* **Page**
Madhavapeddi Satyam (11 March 1922 – 18 December 2000) was an Indian playback singer and actor who predominantly worked in Telugu cinema.

He entered films as a singer-actor in Y. V. Rao's Tamil-Hindi bilingual movie Ramadas in the year 1946, playing the role of Kabir. However, he became more popular as a playback singer due to his booming voice. His voice suited artists like S. V. Ranga Rao, Relangi and Ramana Reddy. He also sang for others like Akkineni Nageswara Rao, N.T. Rama Rao, Jaggayya and Padmanabham.

In a five-decade long career, he sang numerable songs including popular ones like "Vivaha Bhojanambu" from the film Mayabazar (1957) for S. V. Ranga Rao, and "Ayyayyo Chethilo Dabbulu Poyene" from the film Kulagothralu (1961) for Ramana Reddy. Satyam is also a close relative of Madhavapeddi Suresh, famous music composer in 1990s Telugu films.

* **Written task 1**
Render the rows below as a Markdown table with the columns No. and Row, omitting blank lines. Begin at the row that has "recent-apps-icon[interactable]: □ — [789, 469, 801, 492]" and stop after the row that has "recent-apps-icon[interactable]: □ — [214, 469, 226, 492]", including both.
The passage and the rows that follow it were drawn from unrelated sources.

* **Data supplied**
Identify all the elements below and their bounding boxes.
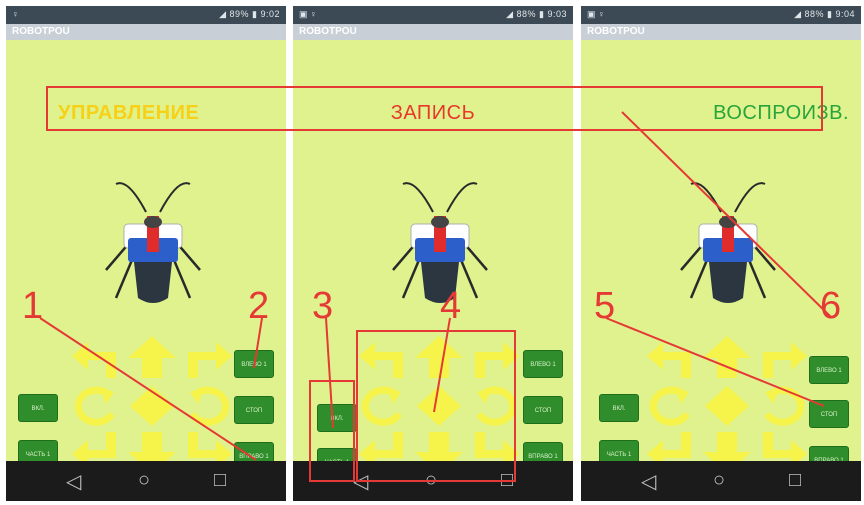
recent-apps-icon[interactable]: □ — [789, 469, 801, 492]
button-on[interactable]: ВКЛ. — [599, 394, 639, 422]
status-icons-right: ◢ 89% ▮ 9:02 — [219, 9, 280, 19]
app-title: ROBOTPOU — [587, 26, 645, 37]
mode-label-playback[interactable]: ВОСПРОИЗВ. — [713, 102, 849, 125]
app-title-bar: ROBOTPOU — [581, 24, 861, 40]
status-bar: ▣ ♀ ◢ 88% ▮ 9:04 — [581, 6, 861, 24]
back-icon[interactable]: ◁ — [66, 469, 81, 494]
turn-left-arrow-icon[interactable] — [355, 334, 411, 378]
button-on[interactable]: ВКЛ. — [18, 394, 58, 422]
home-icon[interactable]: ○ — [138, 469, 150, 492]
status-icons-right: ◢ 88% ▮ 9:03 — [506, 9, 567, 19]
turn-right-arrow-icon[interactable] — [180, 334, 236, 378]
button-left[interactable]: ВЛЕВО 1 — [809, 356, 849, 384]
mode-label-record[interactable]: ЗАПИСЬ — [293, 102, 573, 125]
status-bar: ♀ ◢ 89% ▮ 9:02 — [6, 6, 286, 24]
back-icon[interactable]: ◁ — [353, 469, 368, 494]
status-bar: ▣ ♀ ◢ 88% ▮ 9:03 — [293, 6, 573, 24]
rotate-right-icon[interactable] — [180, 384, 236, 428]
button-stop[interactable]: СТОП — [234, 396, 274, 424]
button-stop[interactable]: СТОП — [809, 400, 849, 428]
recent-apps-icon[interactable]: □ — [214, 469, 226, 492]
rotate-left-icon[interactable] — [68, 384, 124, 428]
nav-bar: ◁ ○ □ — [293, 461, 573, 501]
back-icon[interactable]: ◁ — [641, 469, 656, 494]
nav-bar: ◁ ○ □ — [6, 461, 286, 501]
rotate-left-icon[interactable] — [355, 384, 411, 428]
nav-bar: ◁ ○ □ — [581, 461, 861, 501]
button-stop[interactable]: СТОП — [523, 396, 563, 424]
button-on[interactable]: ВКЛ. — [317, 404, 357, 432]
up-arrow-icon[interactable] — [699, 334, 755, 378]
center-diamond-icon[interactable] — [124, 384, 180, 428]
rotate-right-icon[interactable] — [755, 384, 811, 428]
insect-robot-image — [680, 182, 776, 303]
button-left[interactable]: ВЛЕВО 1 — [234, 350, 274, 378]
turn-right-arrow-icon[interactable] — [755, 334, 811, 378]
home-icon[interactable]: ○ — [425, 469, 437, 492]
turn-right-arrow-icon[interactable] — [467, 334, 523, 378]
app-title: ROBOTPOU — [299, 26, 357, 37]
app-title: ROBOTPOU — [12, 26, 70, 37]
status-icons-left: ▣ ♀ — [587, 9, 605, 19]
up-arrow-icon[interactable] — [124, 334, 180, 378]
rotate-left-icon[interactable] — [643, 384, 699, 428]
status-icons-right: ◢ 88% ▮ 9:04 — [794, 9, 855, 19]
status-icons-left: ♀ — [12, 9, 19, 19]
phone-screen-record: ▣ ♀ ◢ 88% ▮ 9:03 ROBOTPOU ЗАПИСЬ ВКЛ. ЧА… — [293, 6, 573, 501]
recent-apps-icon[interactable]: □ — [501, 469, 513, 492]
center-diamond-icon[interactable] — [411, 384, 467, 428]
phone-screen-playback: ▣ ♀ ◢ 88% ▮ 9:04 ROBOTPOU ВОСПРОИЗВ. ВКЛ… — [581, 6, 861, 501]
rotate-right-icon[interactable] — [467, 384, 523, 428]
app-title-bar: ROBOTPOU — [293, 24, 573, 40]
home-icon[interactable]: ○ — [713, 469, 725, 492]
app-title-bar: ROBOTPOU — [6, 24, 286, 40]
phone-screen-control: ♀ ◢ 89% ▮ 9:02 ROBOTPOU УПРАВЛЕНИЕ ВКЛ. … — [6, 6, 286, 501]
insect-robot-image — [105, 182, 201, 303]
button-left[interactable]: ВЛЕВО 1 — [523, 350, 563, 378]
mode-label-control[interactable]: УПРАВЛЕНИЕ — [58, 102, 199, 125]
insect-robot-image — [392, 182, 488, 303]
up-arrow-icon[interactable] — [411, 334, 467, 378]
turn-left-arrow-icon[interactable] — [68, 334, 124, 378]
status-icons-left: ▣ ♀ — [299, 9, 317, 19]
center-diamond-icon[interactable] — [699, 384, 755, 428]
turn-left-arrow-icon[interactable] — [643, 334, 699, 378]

* **Written task 2**
Write what comes next in the biography of the singer Madhavapeddi Satyam, picking up after its final sentence.

* **Answer 1**
| No. | Row |
|---|---|
| 1 | recent-apps-icon[interactable]: □ — [789, 469, 801, 492] |
| 2 | button-on[interactable]: ВКЛ. — [599, 394, 639, 422] |
| 3 | status-icons-right: ◢ 89% ▮ 9:02 — [219, 9, 280, 19] |
| 4 | app-title: ROBOTPOU — [587, 26, 645, 37] |
| 5 | mode-label-playback[interactable]: ВОСПРОИЗВ. — [713, 102, 849, 125] |
| 6 | app-title-bar: ROBOTPOU — [581, 24, 861, 40] |
| 7 | status-bar: ▣ ♀ ◢ 88% ▮ 9:04 — [581, 6, 861, 24] |
| 8 | back-icon[interactable]: ◁ — [66, 469, 81, 494] |
| 9 | turn-left-arrow-icon[interactable] — [355, 334, 411, 378] |
| 10 | button-on[interactable]: ВКЛ. — [18, 394, 58, 422] |
| 11 | home-icon[interactable]: ○ — [138, 469, 150, 492] |
| 12 | status-icons-right: ◢ 88% ▮ 9:03 — [506, 9, 567, 19] |
| 13 | turn-right-arrow-icon[interactable] — [180, 334, 236, 378] |
| 14 | button-left[interactable]: ВЛЕВО 1 — [809, 356, 849, 384] |
| 15 | mode-label-record[interactable]: ЗАПИСЬ — [293, 102, 573, 125] |
| 16 | status-bar: ♀ ◢ 89% ▮ 9:02 — [6, 6, 286, 24] |
| 17 | back-icon[interactable]: ◁ — [353, 469, 368, 494] |
| 18 | status-bar: ▣ ♀ ◢ 88% ▮ 9:03 — [293, 6, 573, 24] |
| 19 | rotate-right-icon[interactable] — [180, 384, 236, 428] |
| 20 | button-stop[interactable]: СТОП — [234, 396, 274, 424] |
| 21 | button-stop[interactable]: СТОП — [809, 400, 849, 428] |
| 22 | recent-apps-icon[interactable]: □ — [214, 469, 226, 492] |

* **Answer 2**
Biography
Madhavapeddi Satyam was born on 11 March 1922 at Brahmanakoduru village in Ponnur, Andhra Pradesh. He is the son of Sri Madhavapeddi Lakshmi Narasayya and Late Smt. Sundaramma. Satyam is a close relative of Madhavapeddi Suresh, a famous music composer in the 1990s.

From his childhood he showed talent for singing and acting in dramas, inspiration being his paternal uncle Sri Madhavapeddi Venkatramayya, a well noted dramatist. He started portraying different roles in drama and one of them "Chalo Delhi" a social drama in which his singing, acting and music calibre was brought out for the first time in Madras (now Chennai). Spotted by director-producer Y.V. Rao in 1946, Satyam was fortunate to get an opportunity to act as Kabir in Y.V. Rao's film Ramadas and singing three songs in this bilingual film in Tamil and Hindi under the musical supervision of C.R. Subbaraman.

Immediately followed his entry into the Telugu film industry with his first Telugu song "Manasu Gaadha Khudha Thodai..." with Sri Ghantasala for the film Laila Majnu in the year 1949. He sang for S. V. Ranga Rao in Mayabazar and it was well received by audience.

He died in Chennai on 18 December 2000, at the age of 78.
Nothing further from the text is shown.